= Problem description =
Reproduce the stretch of the data from the line containing "Text: NH: NH [132, 144, 150, 157]" through the end of the data, substituting "Label" for "Text" and leaving everything else unchanged.

** Start **

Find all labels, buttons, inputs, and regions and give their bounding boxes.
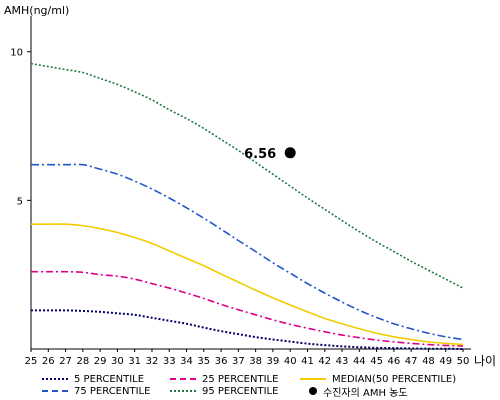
x-tick-label: 34 bbox=[180, 356, 193, 367]
x-tick-label: 50 bbox=[457, 356, 470, 367]
curve-25-percentile bbox=[31, 270, 464, 347]
legend-item-median: MEDIAN(50 PERCENTILE) bbox=[300, 373, 456, 385]
x-tick-label: 45 bbox=[370, 356, 383, 367]
x-tick-label: 25 bbox=[25, 356, 38, 367]
x-tick-label: 42 bbox=[318, 356, 331, 367]
patient-value-label: 6.56 bbox=[244, 147, 276, 162]
x-tick-label: 31 bbox=[128, 356, 141, 367]
curve-5-percentile bbox=[31, 309, 464, 350]
x-tick-label: 39 bbox=[267, 356, 280, 367]
curve-75-percentile bbox=[31, 163, 464, 341]
legend-item-5-percentile: 5 PERCENTILE bbox=[42, 373, 144, 385]
x-tick-label: 47 bbox=[405, 356, 418, 367]
legend-swatch-95-percentile bbox=[170, 390, 196, 392]
x-tick-label: 27 bbox=[59, 356, 72, 367]
x-tick-label: 28 bbox=[76, 356, 89, 367]
legend-dot-patient bbox=[309, 387, 317, 395]
patient-marker: 6.56 bbox=[244, 147, 296, 162]
legend-swatch-median bbox=[300, 378, 326, 380]
legend-item-25-percentile: 25 PERCENTILE bbox=[170, 373, 278, 385]
y-tick-label: 10 bbox=[10, 48, 23, 59]
legend-label-25-percentile: 25 PERCENTILE bbox=[202, 373, 279, 385]
x-tick-label: 37 bbox=[232, 356, 245, 367]
x-tick-label: 33 bbox=[163, 356, 176, 367]
legend-swatch-5-percentile bbox=[42, 378, 68, 380]
x-tick-label: 48 bbox=[422, 356, 435, 367]
x-tick-label: 36 bbox=[215, 356, 228, 367]
x-tick-label: 46 bbox=[388, 356, 401, 367]
legend-swatch-75-percentile bbox=[42, 390, 68, 392]
y-tick-label: 5 bbox=[17, 196, 23, 207]
legend-label-5-percentile: 5 PERCENTILE bbox=[74, 373, 145, 385]
legend-item-75-percentile: 75 PERCENTILE bbox=[42, 385, 150, 397]
x-tick-label: 41 bbox=[301, 356, 314, 367]
legend-item-95-percentile: 95 PERCENTILE bbox=[170, 385, 278, 397]
x-axis-label: 나이 bbox=[474, 354, 496, 368]
x-tick-label: 43 bbox=[336, 356, 349, 367]
axes: 25 26 27 28 29 30 31 32 33 34 35 36 37 38 39 40 41 42 43 44… bbox=[10, 16, 471, 367]
x-tick-label: 26 bbox=[42, 356, 55, 367]
x-tick-label: 30 bbox=[111, 356, 124, 367]
legend-label-patient: 수진자의 AMH 농도 bbox=[323, 387, 408, 399]
legend: 5 PERCENTILE 25 PERCENTILE MEDIAN(50 PER… bbox=[0, 370, 500, 400]
x-tick-label: 29 bbox=[94, 356, 107, 367]
percentile-curves bbox=[30, 62, 464, 350]
legend-label-75-percentile: 75 PERCENTILE bbox=[74, 385, 151, 397]
patient-point bbox=[284, 147, 296, 159]
x-tick-label: 49 bbox=[439, 356, 452, 367]
legend-item-patient: 수진자의 AMH 농도 bbox=[300, 385, 408, 399]
legend-label-median: MEDIAN(50 PERCENTILE) bbox=[332, 373, 457, 385]
x-tick-label: 44 bbox=[353, 356, 366, 367]
legend-label-95-percentile: 95 PERCENTILE bbox=[202, 385, 279, 397]
x-tick-label: 35 bbox=[197, 356, 210, 367]
x-tick-label: 32 bbox=[146, 356, 159, 367]
x-tick-label: 40 bbox=[284, 356, 297, 367]
curve-median-50-percentile bbox=[31, 223, 464, 346]
curve-95-percentile bbox=[30, 62, 464, 289]
y-axis-label: AMH(ng/ml) bbox=[4, 4, 69, 17]
x-tick-label: 38 bbox=[249, 356, 262, 367]
legend-swatch-25-percentile bbox=[170, 378, 196, 380]
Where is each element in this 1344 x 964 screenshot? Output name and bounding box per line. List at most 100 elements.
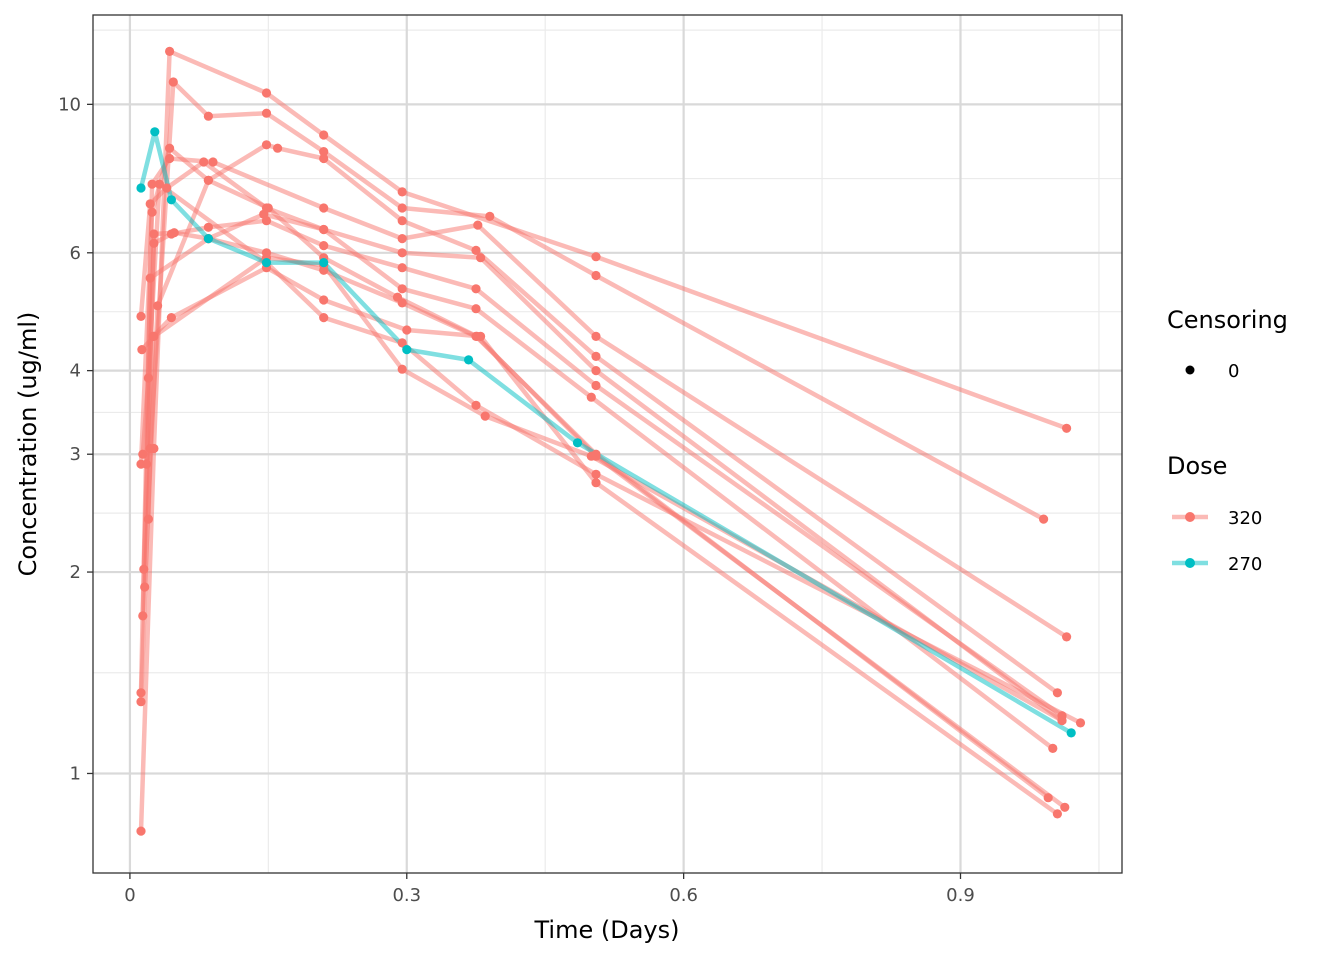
data-point-320-4-8 — [591, 366, 601, 376]
data-point-320-6-8 — [586, 392, 596, 402]
x-tick-label: 0.6 — [669, 885, 698, 906]
legend-dose-label-320: 320 — [1228, 508, 1262, 529]
data-point-320-11-1 — [149, 331, 159, 341]
data-point-320-5-0 — [138, 611, 148, 621]
data-point-320-10-1 — [143, 373, 153, 383]
legend-censoring-label-0: 0 — [1228, 361, 1239, 382]
data-point-320-5-1 — [149, 238, 159, 248]
data-point-320-9-2 — [166, 313, 176, 323]
legend-censoring-title: Censoring — [1167, 306, 1288, 334]
y-tick-label: 3 — [70, 444, 81, 465]
data-point-270-12-0 — [136, 183, 146, 193]
series-line-320-6 — [141, 212, 1056, 751]
data-point-320-10-2 — [154, 179, 164, 189]
data-point-320-1-7 — [485, 211, 495, 221]
data-point-320-2-8 — [1062, 632, 1072, 642]
y-axis-title: Concentration (ug/ml) — [14, 312, 42, 577]
data-point-320-11-6 — [586, 451, 596, 461]
data-point-320-3-2 — [165, 143, 175, 153]
legend-dose-label-270: 270 — [1228, 554, 1262, 575]
data-point-320-8-5 — [397, 298, 407, 308]
data-point-320-9-0 — [143, 514, 153, 524]
x-axis: 0 0.3 0.6 0.9 — [124, 873, 975, 906]
data-point-320-1-5 — [319, 147, 329, 157]
data-point-320-5-8 — [591, 380, 601, 391]
y-tick-label: 10 — [58, 94, 81, 115]
y-tick-label: 4 — [70, 361, 81, 382]
data-point-320-9-4 — [319, 295, 329, 305]
plot-panel-border — [92, 14, 1123, 874]
data-point-320-11-5 — [480, 411, 490, 421]
data-point-270-12-3 — [203, 234, 213, 244]
data-point-320-6-2 — [169, 228, 179, 238]
data-point-270-12-6 — [402, 345, 412, 355]
data-point-270-12-5 — [319, 258, 329, 268]
data-point-320-4-7 — [476, 253, 486, 263]
data-point-320-9-6 — [476, 331, 486, 341]
data-point-320-10-4 — [319, 313, 329, 323]
data-point-320-3-7 — [397, 216, 407, 226]
data-point-320-3-10 — [1052, 688, 1062, 698]
data-point-320-0-5 — [397, 187, 407, 197]
data-point-320-6-0 — [139, 564, 149, 574]
data-point-320-8-1 — [145, 273, 155, 283]
y-axis: 1 2 3 4 6 10 — [58, 94, 93, 784]
data-point-320-9-7 — [591, 478, 601, 488]
data-point-320-11-0 — [137, 345, 147, 355]
data-point-320-7-8 — [1060, 802, 1070, 812]
data-point-320-6-5 — [319, 224, 329, 235]
data-point-320-5-7 — [471, 284, 481, 294]
data-point-320-3-4 — [261, 140, 272, 150]
series-line-270-12 — [138, 129, 1074, 736]
legend-censoring-key-0 — [1185, 365, 1195, 375]
data-point-320-0-4 — [319, 130, 329, 140]
data-point-320-7-0 — [140, 582, 150, 592]
data-point-320-3-9 — [591, 351, 601, 361]
data-point-320-2-6 — [473, 220, 483, 230]
data-point-320-2-4 — [319, 203, 329, 213]
data-point-320-0-3 — [261, 88, 272, 98]
data-point-320-3-8 — [471, 245, 481, 255]
data-point-320-2-7 — [591, 331, 601, 341]
data-point-320-4-6 — [397, 248, 407, 258]
data-point-320-1-6 — [397, 203, 407, 213]
data-point-320-9-8 — [1052, 809, 1062, 819]
data-point-320-1-4 — [261, 108, 272, 118]
data-point-320-10-8 — [1075, 718, 1086, 728]
data-point-320-10-5 — [397, 338, 407, 348]
series-line-320-11 — [139, 255, 1065, 723]
data-point-320-2-1 — [147, 179, 157, 189]
data-point-320-1-0 — [136, 697, 146, 707]
data-point-320-0-6 — [591, 252, 601, 262]
data-point-320-5-3 — [203, 222, 213, 232]
series-line-320-1 — [138, 79, 1046, 704]
legend-dose-key-point-270 — [1185, 558, 1195, 568]
data-point-320-11-7 — [1057, 715, 1067, 726]
data-point-320-5-5 — [319, 241, 329, 251]
data-point-320-6-6 — [397, 284, 407, 294]
series-points — [136, 46, 1086, 836]
data-point-320-4-2 — [162, 183, 172, 193]
data-point-320-3-1 — [147, 207, 157, 217]
x-tick-label: 0.9 — [946, 885, 975, 906]
data-point-320-10-0 — [138, 449, 148, 459]
data-point-320-6-9 — [1048, 743, 1058, 754]
data-point-320-2-3 — [208, 157, 218, 167]
data-point-320-1-3 — [203, 111, 213, 121]
y-tick-label: 6 — [70, 243, 81, 264]
data-point-320-1-8 — [591, 270, 601, 281]
data-point-320-6-4 — [259, 209, 269, 219]
x-tick-label: 0 — [124, 885, 135, 906]
data-point-320-2-5 — [397, 234, 407, 244]
x-tick-label: 0.3 — [392, 885, 421, 906]
y-tick-label: 2 — [70, 562, 81, 583]
data-point-320-7-3 — [263, 203, 273, 213]
data-point-320-7-1 — [153, 301, 163, 311]
data-point-320-1-9 — [1039, 514, 1049, 524]
data-point-270-12-8 — [572, 438, 583, 448]
data-point-320-10-7 — [591, 469, 601, 479]
data-point-320-4-1 — [145, 199, 155, 209]
data-point-320-4-0 — [136, 311, 146, 321]
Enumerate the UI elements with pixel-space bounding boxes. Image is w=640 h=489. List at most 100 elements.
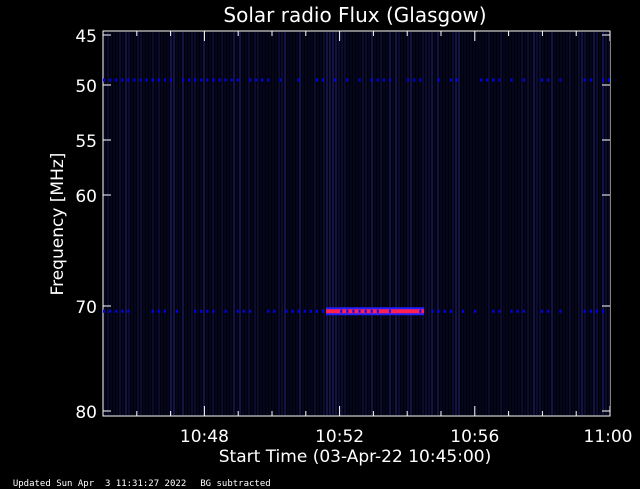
noise-streak (167, 32, 169, 415)
y-tick-label: 50 (75, 77, 97, 97)
noise-streak (284, 32, 286, 415)
noise-streak (572, 32, 574, 415)
band-dot (224, 78, 227, 82)
band-dot (547, 78, 550, 82)
noise-streak (320, 32, 322, 415)
y-tick-label: 60 (75, 187, 97, 207)
noise-streak (149, 32, 151, 415)
band-dot (297, 78, 300, 82)
noise-streak (428, 32, 430, 415)
noise-streak (260, 32, 262, 415)
noise-streak (251, 32, 253, 415)
band-dot (151, 78, 154, 82)
band-dot (200, 309, 203, 313)
band-dot (443, 309, 446, 313)
band-dot (370, 309, 373, 313)
band-dot (157, 309, 160, 313)
band-dot (224, 309, 227, 313)
band-dot (163, 309, 166, 313)
noise-streak (518, 32, 520, 415)
noise-streak (170, 32, 172, 415)
band-dot (322, 78, 325, 82)
noise-streak (119, 32, 121, 415)
noise-streak (365, 32, 367, 415)
noise-streak (602, 32, 604, 415)
noise-streak (368, 32, 370, 415)
emission-features (103, 78, 610, 316)
noise-streak (281, 32, 283, 415)
x-axis: 10:48 10:52 10:56 11:00 (102, 31, 633, 447)
band-dot (315, 309, 318, 313)
band-dot (297, 309, 300, 313)
band-dot (115, 78, 118, 82)
band-dot (194, 309, 197, 313)
noise-streak (314, 32, 316, 415)
band-dot (206, 78, 209, 82)
noise-streak (380, 32, 382, 415)
noise-streak (197, 32, 199, 415)
band-dot (346, 78, 349, 82)
band-dot (382, 78, 385, 82)
band-dot (194, 78, 197, 82)
band-dot (309, 309, 312, 313)
band-dot (455, 78, 458, 82)
band-dot (255, 78, 258, 82)
band-dot (583, 309, 586, 313)
noise-streak (401, 32, 403, 415)
noise-streak (389, 32, 391, 415)
noise-streak (302, 32, 304, 415)
band-dot (109, 309, 112, 313)
noise-streak (263, 32, 265, 415)
noise-streak (164, 32, 166, 415)
noise-streak (584, 32, 586, 415)
noise-streak (539, 32, 541, 415)
noise-streak (143, 32, 145, 415)
noise-streak (434, 32, 436, 415)
noise-streak (476, 32, 478, 415)
noise-streak (323, 32, 325, 415)
noise-streak (548, 32, 550, 415)
band-dot (474, 309, 477, 313)
band-dot (413, 78, 416, 82)
band-dot (261, 78, 264, 82)
noise-streak (128, 32, 130, 415)
band-dot (322, 309, 325, 313)
noise-streak (296, 32, 298, 415)
noise-streak (545, 32, 547, 415)
noise-streak (392, 32, 394, 415)
noise-streak (176, 32, 178, 415)
noise-streak (254, 32, 256, 415)
band-dot (127, 309, 130, 313)
noise-streak (530, 32, 532, 415)
noise-streak (494, 32, 496, 415)
x-axis-label: Start Time (03-Apr-22 10:45:00) (219, 447, 491, 467)
noise-streak (173, 32, 175, 415)
band-dot (388, 78, 391, 82)
noise-streak (209, 32, 211, 415)
band-dot (279, 78, 282, 82)
bg-subtracted-text: BG subtracted (200, 479, 271, 489)
noise-streak (575, 32, 577, 415)
noise-streak (431, 32, 433, 415)
noise-streak (482, 32, 484, 415)
noise-streak (329, 32, 331, 415)
band-dot (583, 78, 586, 82)
noise-streak (113, 32, 115, 415)
burst-core (326, 309, 425, 314)
band-dot (547, 309, 550, 313)
noise-streak (485, 32, 487, 415)
noise-streak (122, 32, 124, 415)
noise-streak (560, 32, 562, 415)
band-dot (267, 78, 270, 82)
band-dot (303, 309, 306, 313)
band-dot (230, 78, 233, 82)
noise-streak (326, 32, 328, 415)
noise-streak (242, 32, 244, 415)
band-dot (200, 78, 203, 82)
noise-streak (146, 32, 148, 415)
noise-streak (407, 32, 409, 415)
noise-streak (188, 32, 190, 415)
noise-streak (542, 32, 544, 415)
noise-streak (203, 32, 205, 415)
band-dot (139, 78, 142, 82)
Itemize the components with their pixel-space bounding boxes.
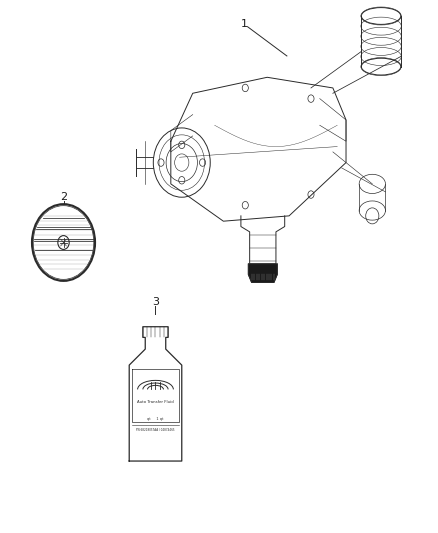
Text: 2: 2 [60,192,67,202]
Polygon shape [248,264,277,282]
Text: Auto Transfer Fluid: Auto Transfer Fluid [137,400,174,405]
Text: 3: 3 [152,297,159,307]
Text: 1: 1 [241,19,248,29]
Text: PN 68218057AA / 04874465: PN 68218057AA / 04874465 [136,428,175,432]
Text: qt     1 qt: qt 1 qt [147,416,164,421]
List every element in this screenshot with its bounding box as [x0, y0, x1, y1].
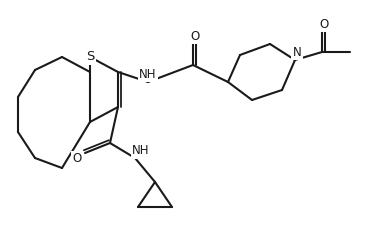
Text: NH: NH [132, 144, 150, 157]
Text: O: O [190, 30, 200, 42]
Text: O: O [319, 18, 329, 30]
Text: S: S [86, 50, 94, 64]
Text: O: O [72, 152, 82, 166]
Text: N: N [293, 46, 301, 59]
Text: NH: NH [139, 67, 157, 80]
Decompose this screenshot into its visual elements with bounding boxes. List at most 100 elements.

** End **

= Written answer =
Label: NH: NH [132, 144, 150, 157]
Label: O: O [190, 30, 200, 42]
Label: O: O [319, 18, 329, 30]
Label: S: S [86, 50, 94, 64]
Label: O: O [72, 152, 82, 166]
Label: N: N [293, 46, 301, 59]
Label: NH: NH [139, 67, 157, 80]
Decompose this screenshot into its visual elements with bounding boxes. List at most 100 elements.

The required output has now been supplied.